* _Job_
List, from the lines below, each one with "screenshot" in it.

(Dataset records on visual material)
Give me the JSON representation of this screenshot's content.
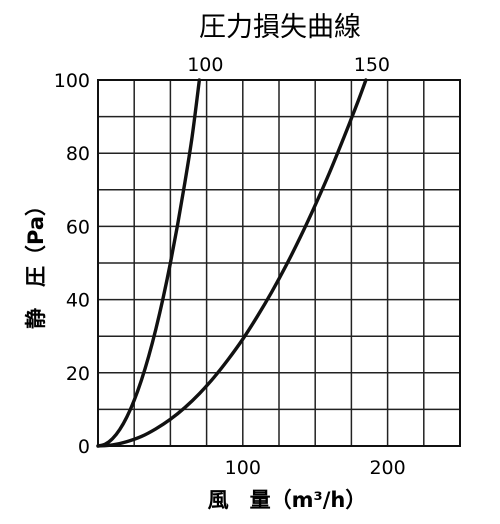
{
  "chart_data": {
    "type": "line",
    "title": "圧力損失曲線",
    "xlabel": "風　量（m³/h）",
    "ylabel": "静　圧（Pa）",
    "xlim": [
      0,
      250
    ],
    "ylim": [
      0,
      100
    ],
    "x_ticks": [
      {
        "value": 100,
        "label": "100"
      },
      {
        "value": 200,
        "label": "200"
      }
    ],
    "y_ticks": [
      {
        "value": 0,
        "label": "0"
      },
      {
        "value": 20,
        "label": "20"
      },
      {
        "value": 40,
        "label": "40"
      },
      {
        "value": 60,
        "label": "60"
      },
      {
        "value": 80,
        "label": "80"
      },
      {
        "value": 100,
        "label": "100"
      }
    ],
    "grid": true,
    "grid_step_x": 25,
    "grid_step_y": 10,
    "series": [
      {
        "name": "100",
        "x": [
          0,
          5,
          10,
          15,
          20,
          25,
          30,
          35,
          40,
          45,
          50,
          55,
          60,
          65,
          70
        ],
        "y": [
          0,
          0.5,
          2,
          4.5,
          8,
          12.5,
          18,
          24.5,
          32,
          40.5,
          50,
          60.5,
          72,
          84.5,
          100
        ]
      },
      {
        "name": "150",
        "x": [
          0,
          10,
          20,
          30,
          40,
          50,
          60,
          70,
          80,
          90,
          100,
          110,
          120,
          130,
          140,
          150,
          160,
          170,
          175,
          180,
          185
        ],
        "y": [
          0,
          0.3,
          1.2,
          2.6,
          4.7,
          7.3,
          10.5,
          14.3,
          18.7,
          23.7,
          29.2,
          35.4,
          42.1,
          49.4,
          57.3,
          65.8,
          74.8,
          84.5,
          89.5,
          94.6,
          100
        ]
      }
    ]
  }
}
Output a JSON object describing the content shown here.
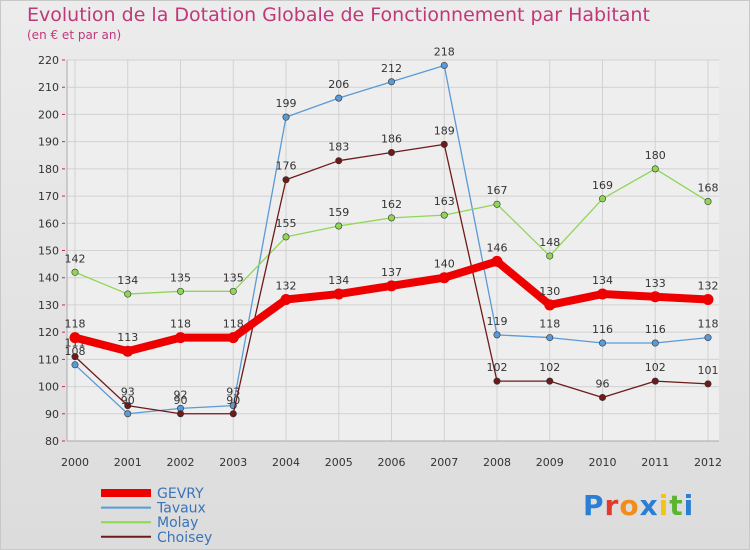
{
  "chart_data": {
    "type": "line",
    "title": "Evolution de la Dotation Globale de Fonctionnement par Habitant",
    "subtitle": "(en € et par an)",
    "x": [
      "2000",
      "2001",
      "2002",
      "2003",
      "2004",
      "2005",
      "2006",
      "2007",
      "2008",
      "2009",
      "2010",
      "2011",
      "2012"
    ],
    "ylim": [
      80,
      220
    ],
    "yticks": [
      80,
      90,
      100,
      110,
      120,
      130,
      140,
      150,
      160,
      170,
      180,
      190,
      200,
      210,
      220
    ],
    "grid": true,
    "legend_position": "bottom-left",
    "series": [
      {
        "name": "Tavaux",
        "color": "#5a9ad6",
        "values": [
          108,
          90,
          92,
          93,
          199,
          206,
          212,
          218,
          119,
          118,
          116,
          116,
          118
        ],
        "labels": [
          "108",
          "90",
          "92",
          "93",
          "199",
          "206",
          "212",
          "218",
          "119",
          "118",
          "116",
          "116",
          "118"
        ]
      },
      {
        "name": "Molay",
        "color": "#8fd655",
        "values": [
          142,
          134,
          135,
          135,
          155,
          159,
          162,
          163,
          167,
          148,
          169,
          180,
          168
        ],
        "labels": [
          "142",
          "134",
          "135",
          "135",
          "155",
          "159",
          "162",
          "163",
          "167",
          "148",
          "169",
          "180",
          "168"
        ]
      },
      {
        "name": "Choisey",
        "color": "#6e1a1a",
        "values": [
          111,
          93,
          90,
          90,
          176,
          183,
          186,
          189,
          102,
          102,
          96,
          102,
          101
        ],
        "labels": [
          "111",
          "93",
          "90",
          "90",
          "176",
          "183",
          "186",
          "189",
          "102",
          "102",
          "96",
          "102",
          "101"
        ]
      },
      {
        "name": "GEVRY",
        "color": "#ee0000",
        "values": [
          118,
          113,
          118,
          118,
          132,
          134,
          137,
          140,
          146,
          130,
          134,
          133,
          132
        ],
        "labels": [
          "118",
          "113",
          "118",
          "118",
          "132",
          "134",
          "137",
          "140",
          "146",
          "130",
          "134",
          "133",
          "132"
        ]
      }
    ]
  },
  "legend": {
    "items": [
      {
        "name": "GEVRY",
        "color": "#ee0000"
      },
      {
        "name": "Tavaux",
        "color": "#5a9ad6"
      },
      {
        "name": "Molay",
        "color": "#8fd655"
      },
      {
        "name": "Choisey",
        "color": "#6e1a1a"
      }
    ]
  },
  "brand": {
    "letters": [
      "P",
      "r",
      "o",
      "x",
      "i",
      "t",
      "i"
    ]
  }
}
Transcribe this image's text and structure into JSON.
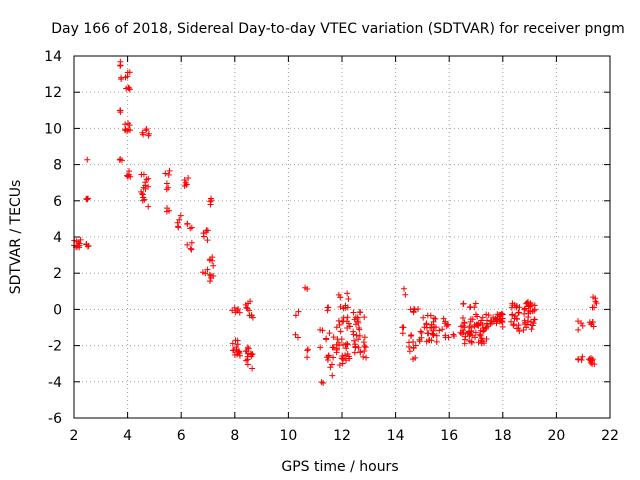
{
  "chart_data": {
    "type": "scatter",
    "title": "Day 166 of 2018, Sidereal Day-to-day VTEC variation (SDTVAR) for receiver pngm",
    "xlabel": "GPS time / hours",
    "ylabel": "SDTVAR / TECUs",
    "xlim": [
      2,
      22
    ],
    "ylim": [
      -6,
      14
    ],
    "x_ticks": [
      2,
      4,
      6,
      8,
      10,
      12,
      14,
      16,
      18,
      20,
      22
    ],
    "y_ticks": [
      -6,
      -4,
      -2,
      0,
      2,
      4,
      6,
      8,
      10,
      12,
      14
    ],
    "grid": true,
    "marker": "+",
    "color": "#ff0000",
    "clusters": [
      {
        "x": [
          2.0,
          2.25
        ],
        "y": [
          3.4,
          3.9
        ],
        "n": 10
      },
      {
        "x": [
          2.45,
          2.55
        ],
        "y": [
          3.3,
          3.8
        ],
        "n": 4
      },
      {
        "x": [
          2.45,
          2.55
        ],
        "y": [
          5.9,
          6.2
        ],
        "n": 4
      },
      {
        "x": [
          2.48,
          2.52
        ],
        "y": [
          8.2,
          8.3
        ],
        "n": 1
      },
      {
        "x": [
          3.7,
          3.8
        ],
        "y": [
          13.4,
          13.8
        ],
        "n": 3
      },
      {
        "x": [
          3.7,
          3.8
        ],
        "y": [
          12.7,
          12.9
        ],
        "n": 2
      },
      {
        "x": [
          3.9,
          4.1
        ],
        "y": [
          11.9,
          13.1
        ],
        "n": 8
      },
      {
        "x": [
          3.7,
          3.8
        ],
        "y": [
          10.7,
          11.1
        ],
        "n": 3
      },
      {
        "x": [
          3.9,
          4.1
        ],
        "y": [
          9.7,
          10.4
        ],
        "n": 8
      },
      {
        "x": [
          3.7,
          3.8
        ],
        "y": [
          8.1,
          8.4
        ],
        "n": 3
      },
      {
        "x": [
          3.95,
          4.1
        ],
        "y": [
          7.2,
          7.7
        ],
        "n": 6
      },
      {
        "x": [
          4.55,
          4.8
        ],
        "y": [
          9.6,
          10.0
        ],
        "n": 6
      },
      {
        "x": [
          4.5,
          4.8
        ],
        "y": [
          5.5,
          7.5
        ],
        "n": 16
      },
      {
        "x": [
          5.4,
          5.6
        ],
        "y": [
          7.3,
          7.7
        ],
        "n": 3
      },
      {
        "x": [
          5.4,
          5.6
        ],
        "y": [
          6.6,
          7.0
        ],
        "n": 3
      },
      {
        "x": [
          5.4,
          5.6
        ],
        "y": [
          5.3,
          5.6
        ],
        "n": 3
      },
      {
        "x": [
          5.85,
          6.0
        ],
        "y": [
          4.5,
          5.2
        ],
        "n": 5
      },
      {
        "x": [
          6.1,
          6.4
        ],
        "y": [
          6.7,
          7.3
        ],
        "n": 6
      },
      {
        "x": [
          6.2,
          6.4
        ],
        "y": [
          4.4,
          4.8
        ],
        "n": 4
      },
      {
        "x": [
          6.2,
          6.4
        ],
        "y": [
          3.3,
          3.7
        ],
        "n": 4
      },
      {
        "x": [
          6.8,
          7.0
        ],
        "y": [
          3.8,
          4.4
        ],
        "n": 6
      },
      {
        "x": [
          6.8,
          7.0
        ],
        "y": [
          1.9,
          2.2
        ],
        "n": 3
      },
      {
        "x": [
          7.05,
          7.2
        ],
        "y": [
          5.5,
          6.2
        ],
        "n": 4
      },
      {
        "x": [
          7.05,
          7.2
        ],
        "y": [
          2.4,
          2.9
        ],
        "n": 5
      },
      {
        "x": [
          7.05,
          7.2
        ],
        "y": [
          1.5,
          2.0
        ],
        "n": 5
      },
      {
        "x": [
          7.9,
          8.2
        ],
        "y": [
          -0.2,
          0.1
        ],
        "n": 6
      },
      {
        "x": [
          7.9,
          8.2
        ],
        "y": [
          -2.6,
          -1.6
        ],
        "n": 16
      },
      {
        "x": [
          8.4,
          8.6
        ],
        "y": [
          -0.2,
          0.5
        ],
        "n": 6
      },
      {
        "x": [
          8.5,
          8.7
        ],
        "y": [
          -0.8,
          -0.3
        ],
        "n": 4
      },
      {
        "x": [
          8.4,
          8.7
        ],
        "y": [
          -3.3,
          -1.9
        ],
        "n": 14
      },
      {
        "x": [
          10.25,
          10.4
        ],
        "y": [
          -1.7,
          -1.2
        ],
        "n": 2
      },
      {
        "x": [
          10.25,
          10.4
        ],
        "y": [
          -0.4,
          0.0
        ],
        "n": 2
      },
      {
        "x": [
          10.6,
          10.75
        ],
        "y": [
          1.1,
          1.4
        ],
        "n": 2
      },
      {
        "x": [
          10.6,
          10.75
        ],
        "y": [
          -2.7,
          -2.2
        ],
        "n": 3
      },
      {
        "x": [
          11.15,
          11.3
        ],
        "y": [
          -4.1,
          -3.8
        ],
        "n": 2
      },
      {
        "x": [
          11.15,
          11.3
        ],
        "y": [
          -2.2,
          -1.1
        ],
        "n": 3
      },
      {
        "x": [
          11.4,
          11.7
        ],
        "y": [
          -3.9,
          -1.2
        ],
        "n": 14
      },
      {
        "x": [
          11.4,
          11.6
        ],
        "y": [
          -0.4,
          0.2
        ],
        "n": 3
      },
      {
        "x": [
          11.8,
          12.3
        ],
        "y": [
          -3.1,
          0.9
        ],
        "n": 45
      },
      {
        "x": [
          12.4,
          12.7
        ],
        "y": [
          -2.5,
          -0.1
        ],
        "n": 25
      },
      {
        "x": [
          12.75,
          12.9
        ],
        "y": [
          -2.8,
          -0.3
        ],
        "n": 8
      },
      {
        "x": [
          14.25,
          14.4
        ],
        "y": [
          0.8,
          1.2
        ],
        "n": 2
      },
      {
        "x": [
          14.25,
          14.4
        ],
        "y": [
          -1.4,
          -0.8
        ],
        "n": 3
      },
      {
        "x": [
          14.5,
          14.9
        ],
        "y": [
          -2.8,
          -1.3
        ],
        "n": 12
      },
      {
        "x": [
          14.55,
          14.85
        ],
        "y": [
          -0.2,
          0.2
        ],
        "n": 6
      },
      {
        "x": [
          14.9,
          15.8
        ],
        "y": [
          -1.8,
          -0.3
        ],
        "n": 35
      },
      {
        "x": [
          15.8,
          16.2
        ],
        "y": [
          -2.1,
          -0.6
        ],
        "n": 10
      },
      {
        "x": [
          16.4,
          17.4
        ],
        "y": [
          -1.9,
          -0.2
        ],
        "n": 60
      },
      {
        "x": [
          16.5,
          17.0
        ],
        "y": [
          0.0,
          0.4
        ],
        "n": 6
      },
      {
        "x": [
          17.4,
          18.0
        ],
        "y": [
          -1.0,
          -0.2
        ],
        "n": 30
      },
      {
        "x": [
          18.3,
          18.8
        ],
        "y": [
          -1.2,
          0.5
        ],
        "n": 25
      },
      {
        "x": [
          18.8,
          19.2
        ],
        "y": [
          -1.1,
          0.5
        ],
        "n": 30
      },
      {
        "x": [
          20.8,
          21.0
        ],
        "y": [
          -1.3,
          -0.6
        ],
        "n": 4
      },
      {
        "x": [
          20.8,
          21.0
        ],
        "y": [
          -2.8,
          -2.5
        ],
        "n": 4
      },
      {
        "x": [
          21.2,
          21.5
        ],
        "y": [
          0.1,
          0.7
        ],
        "n": 6
      },
      {
        "x": [
          21.2,
          21.5
        ],
        "y": [
          -1.0,
          -0.6
        ],
        "n": 6
      },
      {
        "x": [
          21.2,
          21.5
        ],
        "y": [
          -3.1,
          -2.6
        ],
        "n": 10
      }
    ]
  }
}
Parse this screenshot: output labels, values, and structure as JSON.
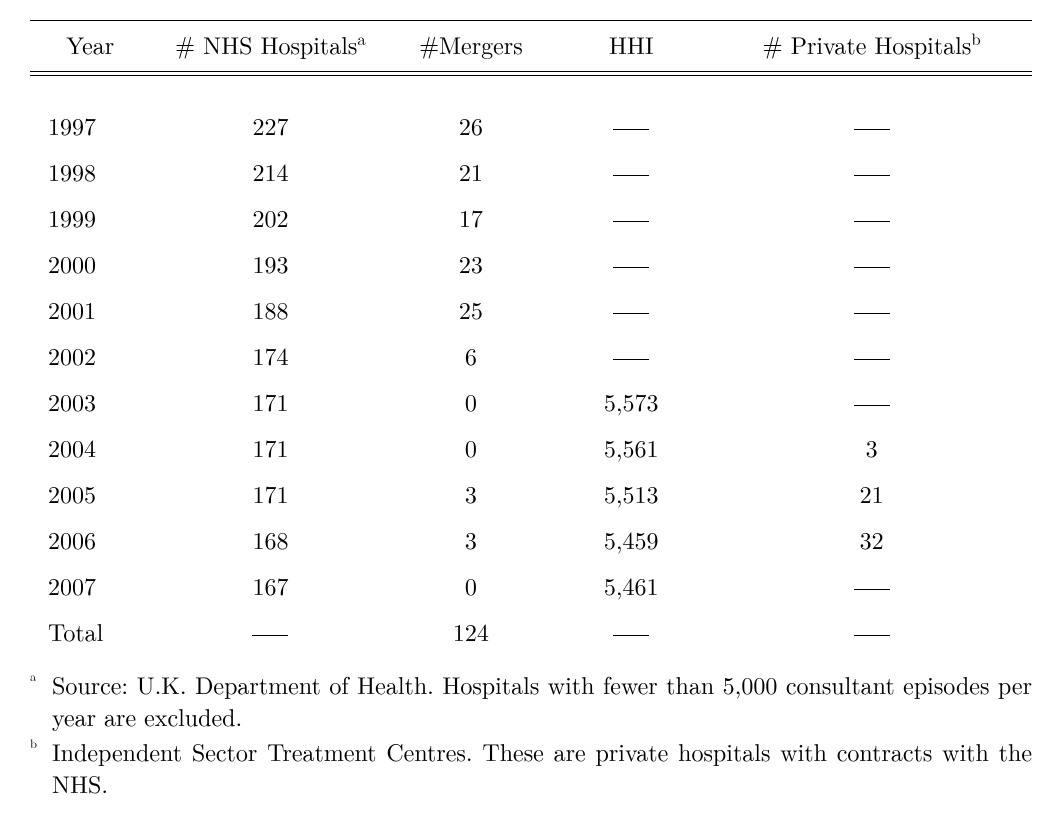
{
  "table": {
    "type": "table",
    "columns": [
      {
        "label": "Year",
        "footnote": null
      },
      {
        "label": "# NHS Hospitals",
        "footnote": "a"
      },
      {
        "label": "#Mergers",
        "footnote": null
      },
      {
        "label": "HHI",
        "footnote": null
      },
      {
        "label": "# Private Hospitals",
        "footnote": "b"
      }
    ],
    "rows": [
      {
        "year": "1997",
        "nhs": "227",
        "mergers": "26",
        "hhi": null,
        "private": null
      },
      {
        "year": "1998",
        "nhs": "214",
        "mergers": "21",
        "hhi": null,
        "private": null
      },
      {
        "year": "1999",
        "nhs": "202",
        "mergers": "17",
        "hhi": null,
        "private": null
      },
      {
        "year": "2000",
        "nhs": "193",
        "mergers": "23",
        "hhi": null,
        "private": null
      },
      {
        "year": "2001",
        "nhs": "188",
        "mergers": "25",
        "hhi": null,
        "private": null
      },
      {
        "year": "2002",
        "nhs": "174",
        "mergers": "6",
        "hhi": null,
        "private": null
      },
      {
        "year": "2003",
        "nhs": "171",
        "mergers": "0",
        "hhi": "5,573",
        "private": null
      },
      {
        "year": "2004",
        "nhs": "171",
        "mergers": "0",
        "hhi": "5,561",
        "private": "3"
      },
      {
        "year": "2005",
        "nhs": "171",
        "mergers": "3",
        "hhi": "5,513",
        "private": "21"
      },
      {
        "year": "2006",
        "nhs": "168",
        "mergers": "3",
        "hhi": "5,459",
        "private": "32"
      },
      {
        "year": "2007",
        "nhs": "167",
        "mergers": "0",
        "hhi": "5,461",
        "private": null
      }
    ],
    "total_row": {
      "year": "Total",
      "nhs": null,
      "mergers": "124",
      "hhi": null,
      "private": null
    },
    "styling": {
      "text_color": "#000000",
      "background_color": "#ffffff",
      "rule_color": "#000000",
      "font_size_body": 24,
      "font_size_footnote": 24,
      "double_rule_gap": 3,
      "column_alignments": [
        "left",
        "center",
        "center",
        "center",
        "center"
      ]
    }
  },
  "footnotes": [
    {
      "marker": "a",
      "text": "Source: U.K. Department of Health. Hospitals with fewer than 5,000 consultant episodes per year are excluded."
    },
    {
      "marker": "b",
      "text": "Independent Sector Treatment Centres. These are private hospitals with contracts with the NHS."
    }
  ]
}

* _Output for this task_
Give me the JSON representation of this screenshot's content.
Parse this screenshot: output labels, values, and structure as JSON.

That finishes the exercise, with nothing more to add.